* TASK *
Copy each line of the listing below exactly.

* DATA EXCERPTS *
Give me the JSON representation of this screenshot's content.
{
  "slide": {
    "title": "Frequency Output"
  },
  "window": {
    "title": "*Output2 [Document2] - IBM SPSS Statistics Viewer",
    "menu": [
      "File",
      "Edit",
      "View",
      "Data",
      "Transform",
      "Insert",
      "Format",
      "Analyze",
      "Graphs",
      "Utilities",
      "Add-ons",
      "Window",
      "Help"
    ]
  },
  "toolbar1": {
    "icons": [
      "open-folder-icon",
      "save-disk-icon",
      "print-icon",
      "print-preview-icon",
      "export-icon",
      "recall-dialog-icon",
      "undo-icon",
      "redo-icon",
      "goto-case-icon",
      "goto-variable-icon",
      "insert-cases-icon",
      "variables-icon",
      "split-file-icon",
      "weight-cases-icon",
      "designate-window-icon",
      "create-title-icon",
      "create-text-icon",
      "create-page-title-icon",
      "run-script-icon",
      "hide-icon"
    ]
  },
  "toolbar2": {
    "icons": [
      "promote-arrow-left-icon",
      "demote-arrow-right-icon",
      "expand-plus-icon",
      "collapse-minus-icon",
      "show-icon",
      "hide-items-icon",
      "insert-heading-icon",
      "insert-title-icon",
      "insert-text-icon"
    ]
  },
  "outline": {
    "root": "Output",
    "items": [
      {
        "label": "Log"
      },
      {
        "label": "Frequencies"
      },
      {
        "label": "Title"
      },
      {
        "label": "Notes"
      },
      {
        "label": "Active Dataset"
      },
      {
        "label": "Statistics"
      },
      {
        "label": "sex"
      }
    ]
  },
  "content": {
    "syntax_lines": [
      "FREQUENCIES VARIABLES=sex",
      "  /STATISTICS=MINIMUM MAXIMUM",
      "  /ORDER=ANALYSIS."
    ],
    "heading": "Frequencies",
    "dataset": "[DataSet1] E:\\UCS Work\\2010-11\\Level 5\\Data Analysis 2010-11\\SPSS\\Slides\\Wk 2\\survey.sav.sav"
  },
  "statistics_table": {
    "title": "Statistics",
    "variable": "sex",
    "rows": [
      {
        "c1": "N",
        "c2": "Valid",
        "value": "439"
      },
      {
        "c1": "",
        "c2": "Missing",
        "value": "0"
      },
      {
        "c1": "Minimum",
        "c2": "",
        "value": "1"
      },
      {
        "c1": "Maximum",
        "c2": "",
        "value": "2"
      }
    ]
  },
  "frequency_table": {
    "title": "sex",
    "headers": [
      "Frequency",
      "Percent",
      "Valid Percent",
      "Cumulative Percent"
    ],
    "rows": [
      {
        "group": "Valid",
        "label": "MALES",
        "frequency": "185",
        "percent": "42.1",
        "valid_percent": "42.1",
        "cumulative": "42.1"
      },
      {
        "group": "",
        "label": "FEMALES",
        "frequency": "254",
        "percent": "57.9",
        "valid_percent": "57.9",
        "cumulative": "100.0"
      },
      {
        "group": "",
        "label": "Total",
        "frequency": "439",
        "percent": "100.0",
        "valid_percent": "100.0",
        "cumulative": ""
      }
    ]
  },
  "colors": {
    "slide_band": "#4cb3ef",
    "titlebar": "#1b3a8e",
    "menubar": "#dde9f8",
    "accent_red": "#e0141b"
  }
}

* ANSWER IN FULL *
Give me the JSON representation of this screenshot's content.
{
  "slide": {
    "title": "Frequency Output"
  },
  "window": {
    "title": "*Output2 [Document2] - IBM SPSS Statistics Viewer",
    "menu": [
      "File",
      "Edit",
      "View",
      "Data",
      "Transform",
      "Insert",
      "Format",
      "Analyze",
      "Graphs",
      "Utilities",
      "Add-ons",
      "Window",
      "Help"
    ]
  },
  "toolbar1": {
    "icons": [
      "open-folder-icon",
      "save-disk-icon",
      "print-icon",
      "print-preview-icon",
      "export-icon",
      "recall-dialog-icon",
      "undo-icon",
      "redo-icon",
      "goto-case-icon",
      "goto-variable-icon",
      "insert-cases-icon",
      "variables-icon",
      "split-file-icon",
      "weight-cases-icon",
      "designate-window-icon",
      "create-title-icon",
      "create-text-icon",
      "create-page-title-icon",
      "run-script-icon",
      "hide-icon"
    ]
  },
  "toolbar2": {
    "icons": [
      "promote-arrow-left-icon",
      "demote-arrow-right-icon",
      "expand-plus-icon",
      "collapse-minus-icon",
      "show-icon",
      "hide-items-icon",
      "insert-heading-icon",
      "insert-title-icon",
      "insert-text-icon"
    ]
  },
  "outline": {
    "root": "Output",
    "items": [
      {
        "label": "Log"
      },
      {
        "label": "Frequencies"
      },
      {
        "label": "Title"
      },
      {
        "label": "Notes"
      },
      {
        "label": "Active Dataset"
      },
      {
        "label": "Statistics"
      },
      {
        "label": "sex"
      }
    ]
  },
  "content": {
    "syntax_lines": [
      "FREQUENCIES VARIABLES=sex",
      "  /STATISTICS=MINIMUM MAXIMUM",
      "  /ORDER=ANALYSIS."
    ],
    "heading": "Frequencies",
    "dataset": "[DataSet1] E:\\UCS Work\\2010-11\\Level 5\\Data Analysis 2010-11\\SPSS\\Slides\\Wk 2\\survey.sav.sav"
  },
  "statistics_table": {
    "title": "Statistics",
    "variable": "sex",
    "rows": [
      {
        "c1": "N",
        "c2": "Valid",
        "value": "439"
      },
      {
        "c1": "",
        "c2": "Missing",
        "value": "0"
      },
      {
        "c1": "Minimum",
        "c2": "",
        "value": "1"
      },
      {
        "c1": "Maximum",
        "c2": "",
        "value": "2"
      }
    ]
  },
  "frequency_table": {
    "title": "sex",
    "headers": [
      "Frequency",
      "Percent",
      "Valid Percent",
      "Cumulative Percent"
    ],
    "rows": [
      {
        "group": "Valid",
        "label": "MALES",
        "frequency": "185",
        "percent": "42.1",
        "valid_percent": "42.1",
        "cumulative": "42.1"
      },
      {
        "group": "",
        "label": "FEMALES",
        "frequency": "254",
        "percent": "57.9",
        "valid_percent": "57.9",
        "cumulative": "100.0"
      },
      {
        "group": "",
        "label": "Total",
        "frequency": "439",
        "percent": "100.0",
        "valid_percent": "100.0",
        "cumulative": ""
      }
    ]
  },
  "colors": {
    "slide_band": "#4cb3ef",
    "titlebar": "#1b3a8e",
    "menubar": "#dde9f8",
    "accent_red": "#e0141b"
  }
}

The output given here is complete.